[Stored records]
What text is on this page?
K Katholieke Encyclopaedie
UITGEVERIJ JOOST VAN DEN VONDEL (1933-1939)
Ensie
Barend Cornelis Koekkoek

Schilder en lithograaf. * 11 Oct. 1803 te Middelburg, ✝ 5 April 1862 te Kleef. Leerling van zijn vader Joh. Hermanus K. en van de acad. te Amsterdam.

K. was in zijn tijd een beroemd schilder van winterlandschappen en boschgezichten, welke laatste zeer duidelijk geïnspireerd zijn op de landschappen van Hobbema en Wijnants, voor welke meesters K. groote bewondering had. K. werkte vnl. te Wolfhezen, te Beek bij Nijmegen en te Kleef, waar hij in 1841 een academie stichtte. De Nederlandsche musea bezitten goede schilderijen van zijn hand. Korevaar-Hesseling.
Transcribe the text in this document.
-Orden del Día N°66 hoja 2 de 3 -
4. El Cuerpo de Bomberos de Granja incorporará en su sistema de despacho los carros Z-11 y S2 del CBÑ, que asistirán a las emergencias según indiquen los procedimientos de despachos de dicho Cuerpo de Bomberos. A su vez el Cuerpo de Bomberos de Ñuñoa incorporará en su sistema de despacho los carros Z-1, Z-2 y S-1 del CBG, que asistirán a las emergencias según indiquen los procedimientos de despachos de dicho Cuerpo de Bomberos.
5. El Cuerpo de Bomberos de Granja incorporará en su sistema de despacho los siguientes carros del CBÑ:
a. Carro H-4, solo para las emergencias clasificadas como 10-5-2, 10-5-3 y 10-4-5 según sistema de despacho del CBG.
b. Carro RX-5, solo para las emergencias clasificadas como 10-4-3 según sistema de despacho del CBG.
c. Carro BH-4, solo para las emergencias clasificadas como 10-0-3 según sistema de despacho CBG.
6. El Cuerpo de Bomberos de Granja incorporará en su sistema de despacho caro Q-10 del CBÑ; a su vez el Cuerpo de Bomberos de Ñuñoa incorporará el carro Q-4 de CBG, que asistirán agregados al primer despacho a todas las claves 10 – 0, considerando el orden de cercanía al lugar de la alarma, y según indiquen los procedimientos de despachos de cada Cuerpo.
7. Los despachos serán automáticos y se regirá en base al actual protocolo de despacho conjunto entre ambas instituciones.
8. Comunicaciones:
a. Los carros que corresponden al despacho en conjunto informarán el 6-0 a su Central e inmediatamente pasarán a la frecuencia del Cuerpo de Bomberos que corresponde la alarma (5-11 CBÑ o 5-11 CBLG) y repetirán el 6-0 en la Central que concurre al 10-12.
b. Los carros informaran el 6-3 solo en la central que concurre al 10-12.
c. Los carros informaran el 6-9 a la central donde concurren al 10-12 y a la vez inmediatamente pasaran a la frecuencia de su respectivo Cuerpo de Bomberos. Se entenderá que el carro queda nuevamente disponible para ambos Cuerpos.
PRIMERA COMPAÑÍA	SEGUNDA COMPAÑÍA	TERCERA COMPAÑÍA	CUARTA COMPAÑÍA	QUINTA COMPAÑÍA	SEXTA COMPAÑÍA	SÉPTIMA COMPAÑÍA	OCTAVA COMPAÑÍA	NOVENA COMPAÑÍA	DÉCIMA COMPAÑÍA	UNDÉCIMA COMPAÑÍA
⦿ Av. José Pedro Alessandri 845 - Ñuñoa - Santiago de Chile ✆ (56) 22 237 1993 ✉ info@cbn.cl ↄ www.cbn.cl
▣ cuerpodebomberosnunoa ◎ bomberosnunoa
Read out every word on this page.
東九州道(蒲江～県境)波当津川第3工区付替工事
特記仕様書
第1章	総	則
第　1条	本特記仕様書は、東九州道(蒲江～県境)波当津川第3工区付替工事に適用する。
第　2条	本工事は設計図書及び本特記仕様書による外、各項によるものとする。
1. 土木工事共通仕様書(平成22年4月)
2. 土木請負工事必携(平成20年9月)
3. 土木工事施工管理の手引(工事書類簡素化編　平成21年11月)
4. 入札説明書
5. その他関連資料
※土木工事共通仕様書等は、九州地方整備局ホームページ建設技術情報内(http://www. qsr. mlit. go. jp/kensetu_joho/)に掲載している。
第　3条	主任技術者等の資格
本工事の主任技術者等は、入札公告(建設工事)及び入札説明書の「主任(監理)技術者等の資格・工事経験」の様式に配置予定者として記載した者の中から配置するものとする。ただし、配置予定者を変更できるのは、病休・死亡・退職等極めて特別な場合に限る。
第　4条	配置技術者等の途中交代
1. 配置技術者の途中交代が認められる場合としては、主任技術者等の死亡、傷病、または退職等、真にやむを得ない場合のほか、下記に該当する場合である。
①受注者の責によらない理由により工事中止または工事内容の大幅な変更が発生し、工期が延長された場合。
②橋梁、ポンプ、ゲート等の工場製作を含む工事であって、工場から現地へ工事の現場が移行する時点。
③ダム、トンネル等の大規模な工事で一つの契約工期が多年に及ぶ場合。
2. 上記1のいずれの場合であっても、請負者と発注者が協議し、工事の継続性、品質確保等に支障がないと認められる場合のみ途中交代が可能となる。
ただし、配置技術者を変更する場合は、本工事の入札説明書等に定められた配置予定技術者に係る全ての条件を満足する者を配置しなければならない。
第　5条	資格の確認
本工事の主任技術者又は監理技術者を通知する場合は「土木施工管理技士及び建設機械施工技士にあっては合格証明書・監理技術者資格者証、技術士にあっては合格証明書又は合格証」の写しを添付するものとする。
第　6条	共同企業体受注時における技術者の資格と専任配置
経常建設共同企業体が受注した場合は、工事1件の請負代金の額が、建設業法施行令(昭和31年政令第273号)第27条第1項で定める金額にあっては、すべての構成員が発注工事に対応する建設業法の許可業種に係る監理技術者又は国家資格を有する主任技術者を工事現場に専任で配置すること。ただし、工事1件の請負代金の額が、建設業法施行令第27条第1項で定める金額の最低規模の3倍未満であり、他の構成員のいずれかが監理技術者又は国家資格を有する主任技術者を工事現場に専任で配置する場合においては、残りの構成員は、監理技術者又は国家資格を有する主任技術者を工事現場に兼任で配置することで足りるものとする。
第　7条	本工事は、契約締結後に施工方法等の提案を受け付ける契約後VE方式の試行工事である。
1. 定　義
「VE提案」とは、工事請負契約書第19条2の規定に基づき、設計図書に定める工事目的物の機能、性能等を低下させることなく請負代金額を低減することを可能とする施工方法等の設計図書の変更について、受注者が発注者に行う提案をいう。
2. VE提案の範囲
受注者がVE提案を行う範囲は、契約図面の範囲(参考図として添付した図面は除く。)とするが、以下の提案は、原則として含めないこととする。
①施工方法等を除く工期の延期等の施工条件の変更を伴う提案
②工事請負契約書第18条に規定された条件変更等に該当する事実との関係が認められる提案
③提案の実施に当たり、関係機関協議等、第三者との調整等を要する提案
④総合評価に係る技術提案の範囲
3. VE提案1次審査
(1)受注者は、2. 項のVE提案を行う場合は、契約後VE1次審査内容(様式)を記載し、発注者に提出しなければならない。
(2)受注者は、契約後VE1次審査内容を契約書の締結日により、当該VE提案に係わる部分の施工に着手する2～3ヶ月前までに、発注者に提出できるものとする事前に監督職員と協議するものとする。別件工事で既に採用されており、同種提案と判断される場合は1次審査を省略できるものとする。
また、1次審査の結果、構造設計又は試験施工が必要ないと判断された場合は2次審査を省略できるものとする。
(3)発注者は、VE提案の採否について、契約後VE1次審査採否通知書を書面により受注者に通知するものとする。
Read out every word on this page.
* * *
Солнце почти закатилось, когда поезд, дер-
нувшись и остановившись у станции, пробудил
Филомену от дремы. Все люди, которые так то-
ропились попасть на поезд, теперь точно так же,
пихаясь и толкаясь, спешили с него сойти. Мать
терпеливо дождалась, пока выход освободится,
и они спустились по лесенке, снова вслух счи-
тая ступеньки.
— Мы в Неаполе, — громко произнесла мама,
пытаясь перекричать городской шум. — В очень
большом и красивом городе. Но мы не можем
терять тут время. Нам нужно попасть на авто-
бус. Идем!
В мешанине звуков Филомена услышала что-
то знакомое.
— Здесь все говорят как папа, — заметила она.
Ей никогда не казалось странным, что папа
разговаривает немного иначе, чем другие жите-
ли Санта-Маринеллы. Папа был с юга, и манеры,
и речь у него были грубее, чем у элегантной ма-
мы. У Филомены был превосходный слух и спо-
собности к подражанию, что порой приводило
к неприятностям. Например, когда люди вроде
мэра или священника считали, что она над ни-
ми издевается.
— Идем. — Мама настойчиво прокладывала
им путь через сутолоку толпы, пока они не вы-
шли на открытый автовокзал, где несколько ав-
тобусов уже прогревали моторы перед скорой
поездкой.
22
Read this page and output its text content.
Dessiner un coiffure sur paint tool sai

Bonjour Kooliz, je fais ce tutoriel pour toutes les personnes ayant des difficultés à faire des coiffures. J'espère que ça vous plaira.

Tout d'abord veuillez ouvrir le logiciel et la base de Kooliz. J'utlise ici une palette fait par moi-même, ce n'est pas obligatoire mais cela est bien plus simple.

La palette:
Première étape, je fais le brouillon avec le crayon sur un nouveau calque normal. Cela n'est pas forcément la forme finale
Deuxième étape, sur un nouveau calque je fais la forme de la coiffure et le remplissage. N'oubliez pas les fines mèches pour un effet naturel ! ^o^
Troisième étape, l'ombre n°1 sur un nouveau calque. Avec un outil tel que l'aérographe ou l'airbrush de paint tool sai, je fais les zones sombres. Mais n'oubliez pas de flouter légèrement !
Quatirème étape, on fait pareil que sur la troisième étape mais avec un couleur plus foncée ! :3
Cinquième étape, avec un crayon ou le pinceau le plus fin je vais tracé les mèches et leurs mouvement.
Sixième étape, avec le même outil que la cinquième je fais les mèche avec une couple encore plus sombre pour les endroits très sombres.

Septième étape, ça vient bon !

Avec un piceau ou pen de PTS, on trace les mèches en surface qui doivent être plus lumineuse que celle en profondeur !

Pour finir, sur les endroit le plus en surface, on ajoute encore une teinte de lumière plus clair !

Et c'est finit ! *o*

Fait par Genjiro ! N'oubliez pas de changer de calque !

→ **Exercise requirements**
Each line that has the word "surface" counts once. How many such lines are in the data? Give the number alone.

→ **Complete output**
2